» Description of the task
Gather all lines with the word "Vorteile" in them.

*** Source material ***

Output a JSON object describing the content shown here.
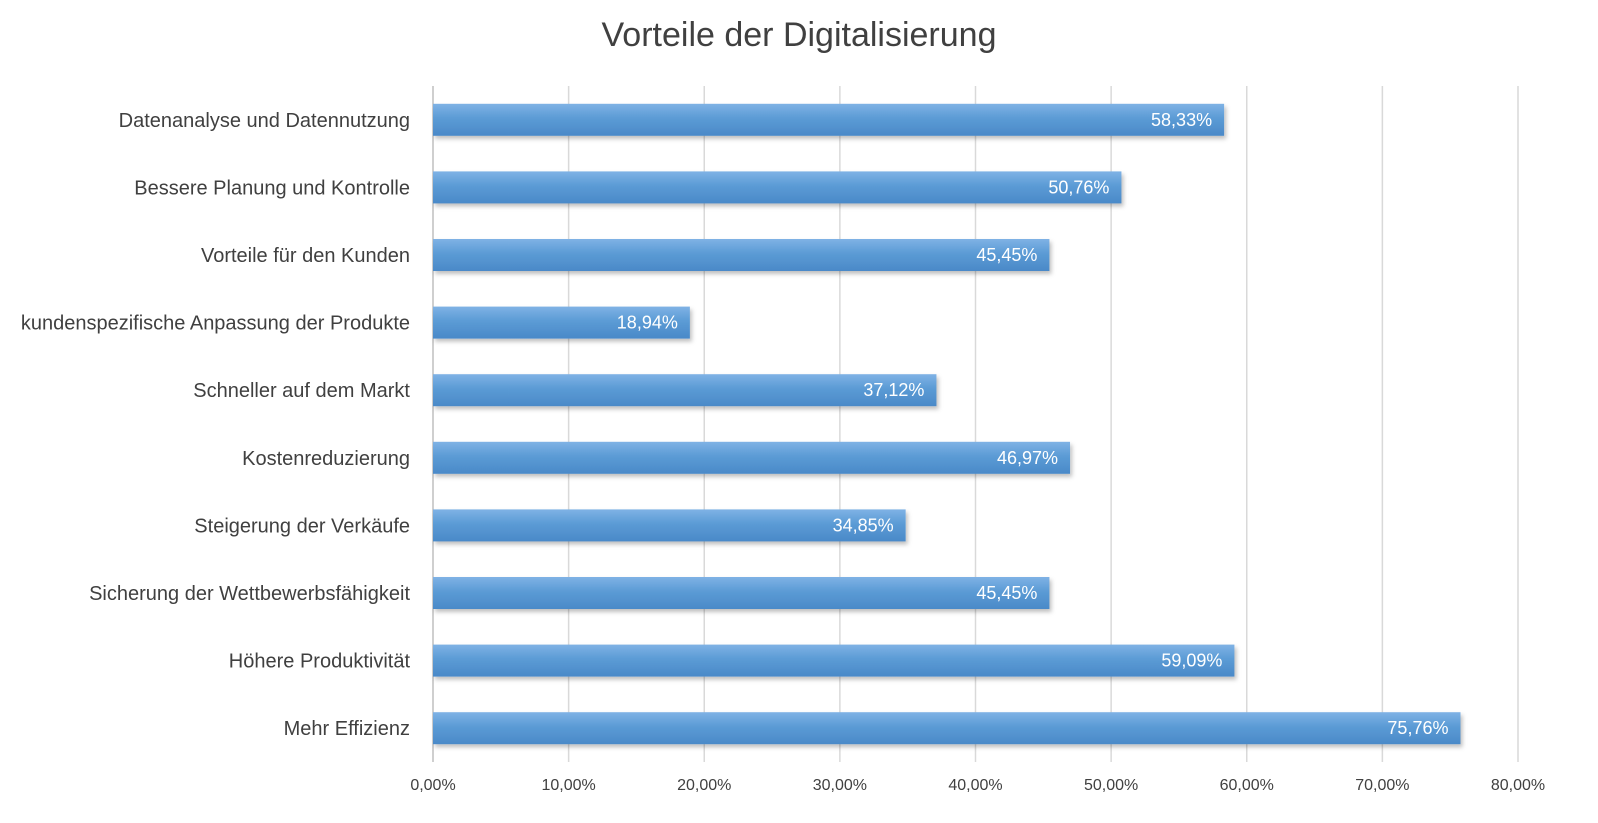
{
  "chart_data": {
    "type": "bar",
    "orientation": "horizontal",
    "title": "Vorteile der Digitalisierung",
    "xlabel": "",
    "ylabel": "",
    "categories": [
      "Datenanalyse und Datennutzung",
      "Bessere Planung und Kontrolle",
      "Vorteile für den Kunden",
      "kundenspezifische Anpassung der Produkte",
      "Schneller auf dem Markt",
      "Kostenreduzierung",
      "Steigerung der Verkäufe",
      "Sicherung der Wettbewerbsfähigkeit",
      "Höhere Produktivität",
      "Mehr Effizienz"
    ],
    "values": [
      58.33,
      50.76,
      45.45,
      18.94,
      37.12,
      46.97,
      34.85,
      45.45,
      59.09,
      75.76
    ],
    "value_labels": [
      "58,33%",
      "50,76%",
      "45,45%",
      "18,94%",
      "37,12%",
      "46,97%",
      "34,85%",
      "45,45%",
      "59,09%",
      "75,76%"
    ],
    "xlim": [
      0,
      80
    ],
    "x_ticks": [
      0,
      10,
      20,
      30,
      40,
      50,
      60,
      70,
      80
    ],
    "x_tick_labels": [
      "0,00%",
      "10,00%",
      "20,00%",
      "30,00%",
      "40,00%",
      "50,00%",
      "60,00%",
      "70,00%",
      "80,00%"
    ],
    "grid": true,
    "legend": "none",
    "colors": {
      "bar": "#5b9bd5",
      "bar_light": "#7fb2e5",
      "bar_dark": "#4a89c8",
      "text": "#404040",
      "grid": "#d9d9d9"
    }
  }
}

***

» Solution
    "title": "Vorteile der Digitalisierung",
      "Vorteile für den Kunden",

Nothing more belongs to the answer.